TEXT:
+===+
BERLIN — Germany’s largest trade union on Friday agreed a below-inflation pay deal in a powerhouse region, setting the benchmark for 3.9 million metal and electrical sector workers nationwide and pointing to containable wage pressures in the broader euro zone.
IG Metall agreed with employers in the southwestern state of Baden-Wuerttemberg, the home of Germany’s car industry, to raise wages by 5.2% from June 2023 and 3.3% from May 2024. In addition, a tax-free lump sum of 3,000 euros ($3,114.00) will be paid in two installments, in March 2023 and 2024.
The accord, which comes after the union called for an 8% pay rise, would have been considered exceptionally generous until recently but is now below inflation, which was 11.6% last month in Germany, Europe’s largest economy.
The pay deal, reached after five rounds of talks and a series of warning strikes staged by IG Metall to press its demands, applies within Baden-Wuerttemberg but will provide a model for other regions.
Frederik Ducrozet, head of macroeconomic research at Pictet Wealth Management, said the deal should reduce the risk of large second-round effects – where supply-related cost rises begin to have an impact on wage demands and other prices.
“If anything, the IG Metall deal will remove a great deal of uncertainty over the medium-term inflation outlook,” he added.
ECB President Christine Lagarde said on Friday it would keep raising interest rates to tame inflation, even to the point where they dampen economic activity, emphasizing that rates, not balance sheet reduction, remain the ECB’s key policy tool.
+===+
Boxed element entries
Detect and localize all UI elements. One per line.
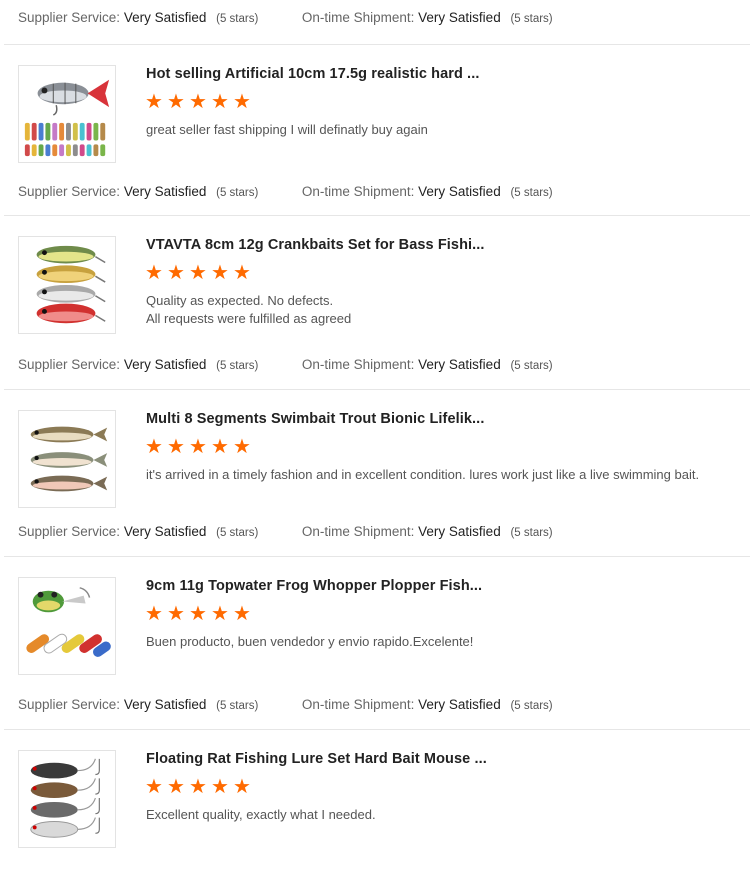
star-icon: ★: [189, 262, 207, 284]
star-icon: ★: [189, 603, 207, 625]
supplier-service-value: Very Satisfied: [123, 524, 207, 539]
star-icon: ★: [145, 262, 163, 284]
star-icon: ★: [167, 776, 185, 798]
star-icon: ★: [167, 262, 185, 284]
review-comment-line: great seller fast shipping I will defina…: [146, 122, 428, 137]
rating-stars: ★ ★ ★ ★ ★: [145, 91, 252, 113]
star-icon: ★: [233, 776, 251, 798]
ontime-shipment-stars: (5 stars): [510, 187, 553, 199]
review-comment-line: Excellent quality, exactly what I needed…: [146, 807, 376, 822]
star-icon: ★: [189, 436, 207, 458]
supplier-service-stars: (5 stars): [216, 13, 259, 25]
star-icon: ★: [167, 91, 185, 113]
review-divider: [4, 44, 750, 45]
review-rating-line: Supplier Service: Very Satisfied (5 star…: [18, 184, 553, 199]
star-icon: ★: [233, 436, 251, 458]
review-comment-line: Buen producto, buen vendedor y envio rap…: [146, 634, 474, 649]
supplier-service-label: Supplier Service:: [18, 697, 121, 712]
supplier-service-label: Supplier Service:: [18, 524, 121, 539]
trout-swimbait-icon[interactable]: [18, 410, 116, 508]
rating-stars: ★ ★ ★ ★ ★: [145, 603, 252, 625]
previous-review-rating-line: Supplier Service: Very Satisfied (5 star…: [18, 10, 738, 25]
review-divider: [4, 556, 750, 557]
ontime-shipment-stars: (5 stars): [510, 527, 553, 539]
rating-stars: ★ ★ ★ ★ ★: [145, 262, 252, 284]
supplier-service-label: Supplier Service:: [18, 10, 121, 25]
review-comment: Buen producto, buen vendedor y envio rap…: [146, 633, 473, 651]
supplier-service-value: Very Satisfied: [123, 184, 207, 199]
review-comment-line: All requests were fulfilled as agreed: [146, 311, 352, 326]
ontime-shipment-label: On-time Shipment:: [301, 184, 415, 199]
review-divider: [4, 215, 750, 216]
star-icon: ★: [145, 603, 163, 625]
ontime-shipment-value: Very Satisfied: [418, 10, 501, 25]
supplier-service-value: Very Satisfied: [123, 357, 207, 372]
star-icon: ★: [211, 436, 229, 458]
product-title[interactable]: Hot selling Artificial 10cm 17.5g realis…: [146, 66, 479, 82]
ontime-shipment-value: Very Satisfied: [418, 697, 501, 712]
product-title[interactable]: VTAVTA 8cm 12g Crankbaits Set for Bass F…: [146, 237, 485, 253]
topwater-frog-lure-icon[interactable]: [18, 577, 116, 675]
review-rating-line: Supplier Service: Very Satisfied (5 star…: [18, 524, 553, 539]
supplier-service-stars: (5 stars): [216, 360, 259, 372]
review-rating-line: Supplier Service: Very Satisfied (5 star…: [18, 357, 553, 372]
ontime-shipment-value: Very Satisfied: [418, 524, 501, 539]
review-comment: Excellent quality, exactly what I needed…: [146, 806, 376, 824]
product-title[interactable]: 9cm 11g Topwater Frog Whopper Plopper Fi…: [146, 578, 482, 594]
ontime-shipment-label: On-time Shipment:: [301, 524, 415, 539]
ontime-shipment-value: Very Satisfied: [418, 184, 501, 199]
ontime-shipment-stars: (5 stars): [510, 13, 553, 25]
supplier-service-value: Very Satisfied: [123, 697, 207, 712]
star-icon: ★: [233, 603, 251, 625]
star-icon: ★: [167, 603, 185, 625]
star-icon: ★: [233, 91, 251, 113]
rating-stars: ★ ★ ★ ★ ★: [145, 776, 252, 798]
product-title[interactable]: Multi 8 Segments Swimbait Trout Bionic L…: [146, 411, 484, 427]
ontime-shipment-label: On-time Shipment:: [301, 697, 415, 712]
supplier-service-label: Supplier Service:: [18, 184, 121, 199]
star-icon: ★: [167, 436, 185, 458]
ontime-shipment-stars: (5 stars): [510, 360, 553, 372]
star-icon: ★: [211, 776, 229, 798]
crankbait-set-icon[interactable]: [18, 236, 116, 334]
star-icon: ★: [211, 91, 229, 113]
star-icon: ★: [189, 91, 207, 113]
star-icon: ★: [189, 776, 207, 798]
rat-lure-set-icon[interactable]: [18, 750, 116, 848]
review-comment-line: it's arrived in a timely fashion and in …: [146, 467, 700, 482]
review-divider: [4, 729, 750, 730]
review-comment-line: Quality as expected. No defects.: [146, 293, 334, 308]
ontime-shipment-label: On-time Shipment:: [301, 10, 415, 25]
star-icon: ★: [145, 776, 163, 798]
star-icon: ★: [145, 91, 163, 113]
review-divider: [4, 389, 750, 390]
segmented-swimbait-lure-icon[interactable]: [18, 65, 116, 163]
supplier-service-value: Very Satisfied: [123, 10, 207, 25]
star-icon: ★: [145, 436, 163, 458]
supplier-service-stars: (5 stars): [216, 187, 259, 199]
review-comment: great seller fast shipping I will defina…: [146, 121, 428, 139]
review-comment: Quality as expected. No defects. All req…: [146, 292, 351, 328]
star-icon: ★: [211, 262, 229, 284]
ontime-shipment-value: Very Satisfied: [418, 357, 501, 372]
supplier-service-stars: (5 stars): [216, 700, 259, 712]
star-icon: ★: [233, 262, 251, 284]
review-rating-line: Supplier Service: Very Satisfied (5 star…: [18, 697, 553, 712]
supplier-service-label: Supplier Service:: [18, 357, 121, 372]
star-icon: ★: [211, 603, 229, 625]
ontime-shipment-stars: (5 stars): [510, 700, 553, 712]
supplier-service-stars: (5 stars): [216, 527, 259, 539]
product-title[interactable]: Floating Rat Fishing Lure Set Hard Bait …: [146, 751, 487, 767]
rating-stars: ★ ★ ★ ★ ★: [145, 436, 252, 458]
ontime-shipment-label: On-time Shipment:: [301, 357, 415, 372]
review-comment: it's arrived in a timely fashion and in …: [146, 466, 699, 484]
+===+
DO THIS: Reproduce the text on the German metal-sector pay deal starting with "BERLIN — Germany’s" and going on through "Europe’s largest economy.", substituting "industry representatives" for "employers". The material comes from a separate source.

FULL SOLUTION:
BERLIN — Germany’s largest trade union on Friday agreed a below-inflation pay deal in a powerhouse region, setting the benchmark for 3.9 million metal and electrical sector workers nationwide and pointing to containable wage pressures in the broader euro zone.
IG Metall agreed with industry representatives in the southwestern state of Baden-Wuerttemberg, the home of Germany’s car industry, to raise wages by 5.2% from June 2023 and 3.3% from May 2024. In addition, a tax-free lump sum of 3,000 euros ($3,114.00) will be paid in two installments, in March 2023 and 2024.
The accord, which comes after the union called for an 8% pay rise, would have been considered exceptionally generous until recently but is now below inflation, which was 11.6% last month in Germany, Europe’s largest economy.